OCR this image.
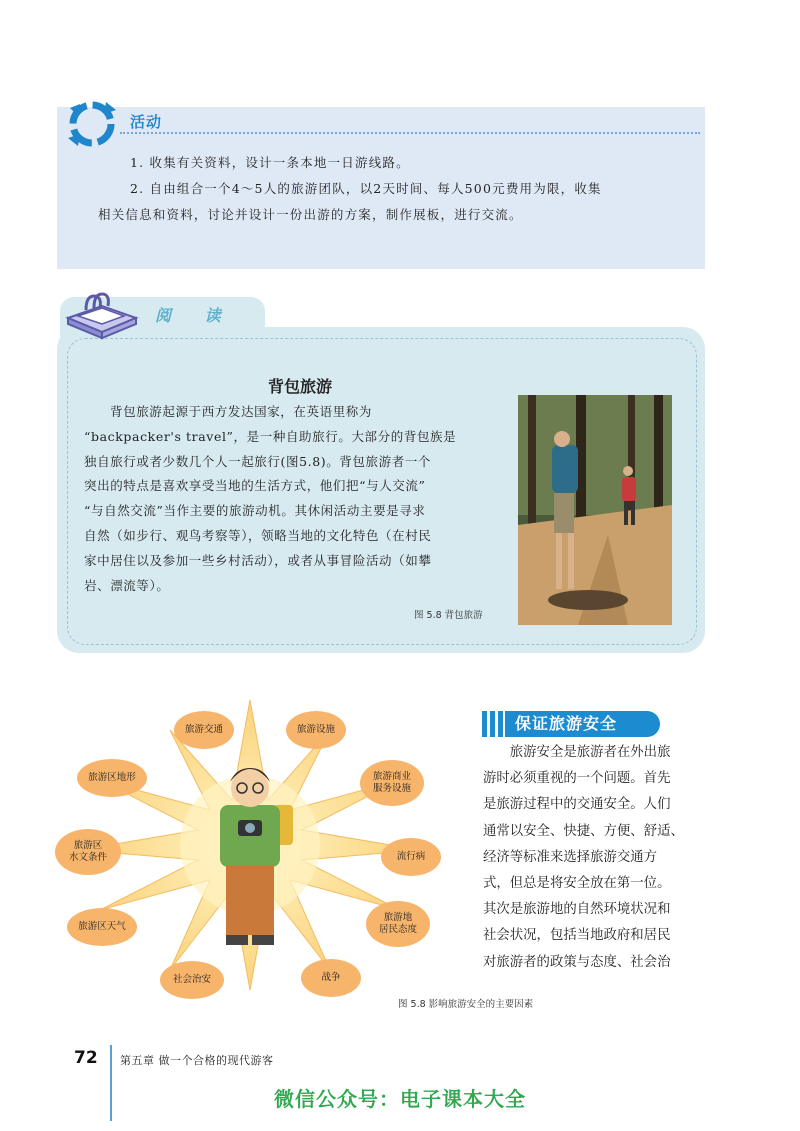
活动
1. 收集有关资料，设计一条本地一日游线路。
2. 自由组合一个4～5人的旅游团队，以2天时间、每人500元费用为限，收集
相关信息和资料，讨论并设计一份出游的方案，制作展板，进行交流。
阅 读
背包旅游
背包旅游起源于西方发达国家，在英语里称为
“backpacker's travel”，是一种自助旅行。大部分的背包族是
独自旅行或者少数几个人一起旅行(图5.8)。背包旅游者一个
突出的特点是喜欢享受当地的生活方式，他们把“与人交流”
“与自然交流”当作主要的旅游动机。其休闲活动主要是寻求
自然（如步行、观鸟考察等），领略当地的文化特色（在村民
家中居住以及参加一些乡村活动），或者从事冒险活动（如攀
岩、漂流等）。
图 5.8 背包旅游
旅游交通	旅游设施
旅游区地形	旅游商业
服务设施
旅游区
水文条件	流行病
旅游区天气
旅游地
居民态度
社会治安	战争
图 5.8 影响旅游安全的主要因素
保证旅游安全
　　旅游安全是旅游者在外出旅
游时必须重视的一个问题。首先
是旅游过程中的交通安全。人们
通常以安全、快捷、方便、舒适、
经济等标准来选择旅游交通方
式，但总是将安全放在第一位。
其次是旅游地的自然环境状况和
社会状况，包括当地政府和居民
对旅游者的政策与态度、社会治
72 第五章 做一个合格的现代游客
微信公众号：电子课本大全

========

▶ [Task requirements]
Your task is an exact transcription of all the data, minus the pictures.

▶ [The solution]
OCR this image.
活动
1. 收集有关资料，设计一条本地一日游线路。
2. 自由组合一个4～5人的旅游团队，以2天时间、每人500元费用为限，收集
相关信息和资料，讨论并设计一份出游的方案，制作展板，进行交流。
阅 读
背包旅游
背包旅游起源于西方发达国家，在英语里称为
“backpacker's travel”，是一种自助旅行。大部分的背包族是
独自旅行或者少数几个人一起旅行(图5.8)。背包旅游者一个
突出的特点是喜欢享受当地的生活方式，他们把“与人交流”
“与自然交流”当作主要的旅游动机。其休闲活动主要是寻求
自然（如步行、观鸟考察等），领略当地的文化特色（在村民
家中居住以及参加一些乡村活动），或者从事冒险活动（如攀
岩、漂流等）。
图 5.8 背包旅游
旅游交通	旅游设施
旅游区地形	旅游商业
服务设施
旅游区
水文条件	流行病
旅游区天气
旅游地
居民态度
社会治安	战争
图 5.8 影响旅游安全的主要因素
保证旅游安全
　　旅游安全是旅游者在外出旅
游时必须重视的一个问题。首先
是旅游过程中的交通安全。人们
通常以安全、快捷、方便、舒适、
经济等标准来选择旅游交通方
式，但总是将安全放在第一位。
其次是旅游地的自然环境状况和
社会状况，包括当地政府和居民
对旅游者的政策与态度、社会治
72 第五章 做一个合格的现代游客
微信公众号：电子课本大全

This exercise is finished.